-- Prompt --
Reproduce every line of the entries below without changing anything, but omit the picture lines.

-- Data for the task --
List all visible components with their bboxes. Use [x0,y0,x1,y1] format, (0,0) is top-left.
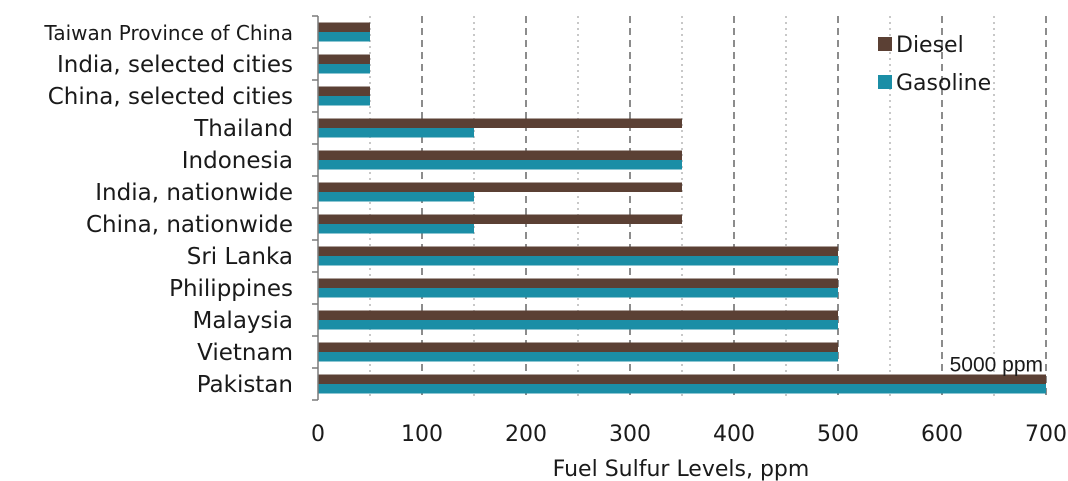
bar-gasoline [318,96,370,106]
labels-layer: Taiwan Province of China India, selected … [43,21,293,398]
x-tick-label: 500 [817,422,859,447]
bar-gasoline [318,288,838,298]
x-tick-label: 100 [401,422,443,447]
x-tick-label: 400 [713,422,755,447]
category-label: Thailand [193,116,293,142]
bars-layer [318,22,1046,394]
category-label: China, selected cities [48,84,293,110]
bar-diesel [318,342,838,352]
bar-diesel [318,86,370,96]
annotation-text: 5000 ppm [950,354,1043,377]
bar-diesel [318,214,682,224]
bar-gasoline [318,384,1046,394]
category-label: India, selected cities [57,52,293,78]
bar-diesel [318,150,682,160]
legend: Diesel Gasoline [878,33,991,96]
axis-layer: 0 100 200 300 400 500 600 700 [311,15,1067,447]
bar-gasoline [318,320,838,330]
x-tick-label: 0 [311,422,325,447]
category-label: China, nationwide [86,212,293,238]
category-label: Taiwan Province of China [43,21,293,45]
legend-label: Diesel [896,33,964,58]
x-tick-label: 700 [1025,422,1067,447]
bar-gasoline [318,160,682,170]
bar-diesel [318,310,838,320]
category-label: Malaysia [192,308,293,334]
legend-label: Gasoline [896,71,991,96]
grid-layer [369,16,1047,400]
bar-diesel [318,22,370,32]
legend-swatch-diesel [878,37,892,51]
bar-diesel [318,118,682,128]
bar-diesel [318,246,838,256]
category-label: India, nationwide [95,180,293,206]
legend-swatch-gasoline [878,75,892,89]
bar-diesel [318,54,370,64]
x-tick-label: 300 [609,422,651,447]
bar-gasoline [318,256,838,266]
bar-diesel [318,374,1046,384]
category-label: Pakistan [197,372,293,398]
category-label: Philippines [169,276,293,302]
bar-gasoline [318,32,370,42]
x-tick-label: 200 [505,422,547,447]
category-label: Sri Lanka [187,244,293,270]
bar-diesel [318,278,838,288]
x-tick-label: 600 [921,422,963,447]
annotation-layer: 5000 ppm [950,354,1043,377]
bar-gasoline [318,224,474,234]
bar-gasoline [318,64,370,74]
bar-gasoline [318,192,474,202]
bar-diesel [318,182,682,192]
category-label: Indonesia [182,148,293,174]
x-axis-title: Fuel Sulfur Levels, ppm [553,457,810,481]
bar-gasoline [318,128,474,138]
category-label: Vietnam [197,340,293,366]
bar-gasoline [318,352,838,362]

-- Exercise answer --
List all visible components with their bboxes. Use [x0,y0,x1,y1] format, (0,0) is top-left.
bar-gasoline [318,96,370,106]
labels-layer: Taiwan Province of China India, selected … [43,21,293,398]
x-tick-label: 500 [817,422,859,447]
bar-gasoline [318,288,838,298]
x-tick-label: 100 [401,422,443,447]
x-tick-label: 400 [713,422,755,447]
category-label: Thailand [193,116,293,142]
bars-layer [318,22,1046,394]
category-label: China, selected cities [48,84,293,110]
bar-diesel [318,342,838,352]
bar-diesel [318,86,370,96]
annotation-text: 5000 ppm [950,354,1043,377]
bar-diesel [318,214,682,224]
bar-gasoline [318,384,1046,394]
category-label: India, selected cities [57,52,293,78]
bar-diesel [318,150,682,160]
legend: Diesel Gasoline [878,33,991,96]
axis-layer: 0 100 200 300 400 500 600 700 [311,15,1067,447]
bar-gasoline [318,320,838,330]
x-tick-label: 0 [311,422,325,447]
category-label: China, nationwide [86,212,293,238]
category-label: Taiwan Province of China [43,21,293,45]
legend-label: Diesel [896,33,964,58]
x-tick-label: 700 [1025,422,1067,447]
bar-gasoline [318,160,682,170]
bar-diesel [318,310,838,320]
category-label: Malaysia [192,308,293,334]
legend-label: Gasoline [896,71,991,96]
grid-layer [369,16,1047,400]
bar-diesel [318,22,370,32]
legend-swatch-diesel [878,37,892,51]
bar-diesel [318,118,682,128]
bar-diesel [318,246,838,256]
category-label: India, nationwide [95,180,293,206]
legend-swatch-gasoline [878,75,892,89]
bar-diesel [318,54,370,64]
x-tick-label: 300 [609,422,651,447]
bar-gasoline [318,256,838,266]
bar-diesel [318,374,1046,384]
category-label: Pakistan [197,372,293,398]
category-label: Philippines [169,276,293,302]
bar-gasoline [318,32,370,42]
x-tick-label: 200 [505,422,547,447]
category-label: Sri Lanka [187,244,293,270]
bar-diesel [318,278,838,288]
x-tick-label: 600 [921,422,963,447]
annotation-layer: 5000 ppm [950,354,1043,377]
bar-gasoline [318,224,474,234]
bar-gasoline [318,64,370,74]
bar-gasoline [318,192,474,202]
bar-diesel [318,182,682,192]
category-label: Indonesia [182,148,293,174]
x-axis-title: Fuel Sulfur Levels, ppm [553,457,810,481]
bar-gasoline [318,128,474,138]
category-label: Vietnam [197,340,293,366]
bar-gasoline [318,352,838,362]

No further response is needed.